▶ _Task goal_
Restate each entry word for word, leaving nothing out.

(Rows from a dataset)
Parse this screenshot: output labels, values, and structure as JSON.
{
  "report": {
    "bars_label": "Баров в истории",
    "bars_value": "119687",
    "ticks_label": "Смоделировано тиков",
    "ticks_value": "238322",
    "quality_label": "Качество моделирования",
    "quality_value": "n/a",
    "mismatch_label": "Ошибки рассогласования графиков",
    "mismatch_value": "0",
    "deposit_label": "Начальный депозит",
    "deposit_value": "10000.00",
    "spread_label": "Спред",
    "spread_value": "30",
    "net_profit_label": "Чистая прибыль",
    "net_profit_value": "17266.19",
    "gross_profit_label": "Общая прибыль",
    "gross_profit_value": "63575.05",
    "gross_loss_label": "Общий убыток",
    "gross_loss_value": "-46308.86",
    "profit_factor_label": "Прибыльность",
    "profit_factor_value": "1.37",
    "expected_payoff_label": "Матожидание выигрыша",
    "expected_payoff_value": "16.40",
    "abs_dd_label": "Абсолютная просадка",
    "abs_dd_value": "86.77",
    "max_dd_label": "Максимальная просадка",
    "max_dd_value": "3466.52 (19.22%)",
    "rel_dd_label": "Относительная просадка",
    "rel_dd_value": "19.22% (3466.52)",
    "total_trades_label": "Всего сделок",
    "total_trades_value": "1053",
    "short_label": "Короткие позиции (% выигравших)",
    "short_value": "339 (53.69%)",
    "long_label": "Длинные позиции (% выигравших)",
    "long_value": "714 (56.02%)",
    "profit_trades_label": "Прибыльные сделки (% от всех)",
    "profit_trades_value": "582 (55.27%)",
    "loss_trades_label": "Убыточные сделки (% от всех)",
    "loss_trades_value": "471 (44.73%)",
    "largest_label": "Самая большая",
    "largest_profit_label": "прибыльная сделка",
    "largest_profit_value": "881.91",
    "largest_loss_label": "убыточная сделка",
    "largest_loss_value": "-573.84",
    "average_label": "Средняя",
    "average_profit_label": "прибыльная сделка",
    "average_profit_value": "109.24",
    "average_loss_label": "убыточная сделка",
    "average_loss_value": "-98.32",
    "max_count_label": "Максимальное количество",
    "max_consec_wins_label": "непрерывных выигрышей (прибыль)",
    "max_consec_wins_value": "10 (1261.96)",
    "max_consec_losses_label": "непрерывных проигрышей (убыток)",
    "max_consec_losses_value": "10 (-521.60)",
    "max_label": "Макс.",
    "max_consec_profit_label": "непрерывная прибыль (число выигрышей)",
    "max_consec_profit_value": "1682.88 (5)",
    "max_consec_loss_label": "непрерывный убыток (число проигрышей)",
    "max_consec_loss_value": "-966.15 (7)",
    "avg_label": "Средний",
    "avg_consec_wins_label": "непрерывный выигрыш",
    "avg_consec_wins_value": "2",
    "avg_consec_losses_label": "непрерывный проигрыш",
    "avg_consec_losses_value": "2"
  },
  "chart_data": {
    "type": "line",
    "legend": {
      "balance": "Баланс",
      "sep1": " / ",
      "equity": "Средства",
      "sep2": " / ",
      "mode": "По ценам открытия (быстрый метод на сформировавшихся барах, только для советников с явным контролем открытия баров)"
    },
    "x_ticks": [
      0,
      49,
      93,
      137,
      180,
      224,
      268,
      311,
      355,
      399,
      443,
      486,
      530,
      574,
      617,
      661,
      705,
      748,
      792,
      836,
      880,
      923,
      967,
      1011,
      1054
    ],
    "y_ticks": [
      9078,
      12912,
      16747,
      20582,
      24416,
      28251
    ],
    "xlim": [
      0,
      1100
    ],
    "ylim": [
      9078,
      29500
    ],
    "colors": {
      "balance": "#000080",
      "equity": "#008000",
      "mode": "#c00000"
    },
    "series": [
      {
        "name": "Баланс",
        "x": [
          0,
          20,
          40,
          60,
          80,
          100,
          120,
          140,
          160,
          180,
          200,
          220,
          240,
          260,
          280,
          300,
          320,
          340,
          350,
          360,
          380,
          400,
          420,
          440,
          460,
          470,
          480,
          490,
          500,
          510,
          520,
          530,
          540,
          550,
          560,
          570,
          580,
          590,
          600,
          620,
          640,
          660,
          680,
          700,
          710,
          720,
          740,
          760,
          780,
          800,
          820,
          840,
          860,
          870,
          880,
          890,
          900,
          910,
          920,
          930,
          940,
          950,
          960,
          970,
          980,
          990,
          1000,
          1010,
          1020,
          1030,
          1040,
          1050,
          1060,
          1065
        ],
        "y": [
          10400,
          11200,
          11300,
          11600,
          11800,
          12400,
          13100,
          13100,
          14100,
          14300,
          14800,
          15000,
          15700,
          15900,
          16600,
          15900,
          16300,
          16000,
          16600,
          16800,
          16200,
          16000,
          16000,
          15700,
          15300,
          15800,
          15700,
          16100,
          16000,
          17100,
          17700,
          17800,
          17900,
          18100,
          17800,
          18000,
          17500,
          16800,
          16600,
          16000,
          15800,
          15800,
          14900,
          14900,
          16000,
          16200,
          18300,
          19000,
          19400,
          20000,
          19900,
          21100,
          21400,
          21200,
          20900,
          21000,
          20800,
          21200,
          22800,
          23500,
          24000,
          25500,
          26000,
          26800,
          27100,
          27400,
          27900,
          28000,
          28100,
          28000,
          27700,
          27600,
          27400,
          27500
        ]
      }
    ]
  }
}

▶ _Solution to this task_
Parse this screenshot: output labels, values, and structure as JSON.
{
  "report": {
    "bars_label": "Баров в истории",
    "bars_value": "119687",
    "ticks_label": "Смоделировано тиков",
    "ticks_value": "238322",
    "quality_label": "Качество моделирования",
    "quality_value": "n/a",
    "mismatch_label": "Ошибки рассогласования графиков",
    "mismatch_value": "0",
    "deposit_label": "Начальный депозит",
    "deposit_value": "10000.00",
    "spread_label": "Спред",
    "spread_value": "30",
    "net_profit_label": "Чистая прибыль",
    "net_profit_value": "17266.19",
    "gross_profit_label": "Общая прибыль",
    "gross_profit_value": "63575.05",
    "gross_loss_label": "Общий убыток",
    "gross_loss_value": "-46308.86",
    "profit_factor_label": "Прибыльность",
    "profit_factor_value": "1.37",
    "expected_payoff_label": "Матожидание выигрыша",
    "expected_payoff_value": "16.40",
    "abs_dd_label": "Абсолютная просадка",
    "abs_dd_value": "86.77",
    "max_dd_label": "Максимальная просадка",
    "max_dd_value": "3466.52 (19.22%)",
    "rel_dd_label": "Относительная просадка",
    "rel_dd_value": "19.22% (3466.52)",
    "total_trades_label": "Всего сделок",
    "total_trades_value": "1053",
    "short_label": "Короткие позиции (% выигравших)",
    "short_value": "339 (53.69%)",
    "long_label": "Длинные позиции (% выигравших)",
    "long_value": "714 (56.02%)",
    "profit_trades_label": "Прибыльные сделки (% от всех)",
    "profit_trades_value": "582 (55.27%)",
    "loss_trades_label": "Убыточные сделки (% от всех)",
    "loss_trades_value": "471 (44.73%)",
    "largest_label": "Самая большая",
    "largest_profit_label": "прибыльная сделка",
    "largest_profit_value": "881.91",
    "largest_loss_label": "убыточная сделка",
    "largest_loss_value": "-573.84",
    "average_label": "Средняя",
    "average_profit_label": "прибыльная сделка",
    "average_profit_value": "109.24",
    "average_loss_label": "убыточная сделка",
    "average_loss_value": "-98.32",
    "max_count_label": "Максимальное количество",
    "max_consec_wins_label": "непрерывных выигрышей (прибыль)",
    "max_consec_wins_value": "10 (1261.96)",
    "max_consec_losses_label": "непрерывных проигрышей (убыток)",
    "max_consec_losses_value": "10 (-521.60)",
    "max_label": "Макс.",
    "max_consec_profit_label": "непрерывная прибыль (число выигрышей)",
    "max_consec_profit_value": "1682.88 (5)",
    "max_consec_loss_label": "непрерывный убыток (число проигрышей)",
    "max_consec_loss_value": "-966.15 (7)",
    "avg_label": "Средний",
    "avg_consec_wins_label": "непрерывный выигрыш",
    "avg_consec_wins_value": "2",
    "avg_consec_losses_label": "непрерывный проигрыш",
    "avg_consec_losses_value": "2"
  },
  "chart_data": {
    "type": "line",
    "legend": {
      "balance": "Баланс",
      "sep1": " / ",
      "equity": "Средства",
      "sep2": " / ",
      "mode": "По ценам открытия (быстрый метод на сформировавшихся барах, только для советников с явным контролем открытия баров)"
    },
    "x_ticks": [
      0,
      49,
      93,
      137,
      180,
      224,
      268,
      311,
      355,
      399,
      443,
      486,
      530,
      574,
      617,
      661,
      705,
      748,
      792,
      836,
      880,
      923,
      967,
      1011,
      1054
    ],
    "y_ticks": [
      9078,
      12912,
      16747,
      20582,
      24416,
      28251
    ],
    "xlim": [
      0,
      1100
    ],
    "ylim": [
      9078,
      29500
    ],
    "colors": {
      "balance": "#000080",
      "equity": "#008000",
      "mode": "#c00000"
    },
    "series": [
      {
        "name": "Баланс",
        "x": [
          0,
          20,
          40,
          60,
          80,
          100,
          120,
          140,
          160,
          180,
          200,
          220,
          240,
          260,
          280,
          300,
          320,
          340,
          350,
          360,
          380,
          400,
          420,
          440,
          460,
          470,
          480,
          490,
          500,
          510,
          520,
          530,
          540,
          550,
          560,
          570,
          580,
          590,
          600,
          620,
          640,
          660,
          680,
          700,
          710,
          720,
          740,
          760,
          780,
          800,
          820,
          840,
          860,
          870,
          880,
          890,
          900,
          910,
          920,
          930,
          940,
          950,
          960,
          970,
          980,
          990,
          1000,
          1010,
          1020,
          1030,
          1040,
          1050,
          1060,
          1065
        ],
        "y": [
          10400,
          11200,
          11300,
          11600,
          11800,
          12400,
          13100,
          13100,
          14100,
          14300,
          14800,
          15000,
          15700,
          15900,
          16600,
          15900,
          16300,
          16000,
          16600,
          16800,
          16200,
          16000,
          16000,
          15700,
          15300,
          15800,
          15700,
          16100,
          16000,
          17100,
          17700,
          17800,
          17900,
          18100,
          17800,
          18000,
          17500,
          16800,
          16600,
          16000,
          15800,
          15800,
          14900,
          14900,
          16000,
          16200,
          18300,
          19000,
          19400,
          20000,
          19900,
          21100,
          21400,
          21200,
          20900,
          21000,
          20800,
          21200,
          22800,
          23500,
          24000,
          25500,
          26000,
          26800,
          27100,
          27400,
          27900,
          28000,
          28100,
          28000,
          27700,
          27600,
          27400,
          27500
        ]
      }
    ]
  }
}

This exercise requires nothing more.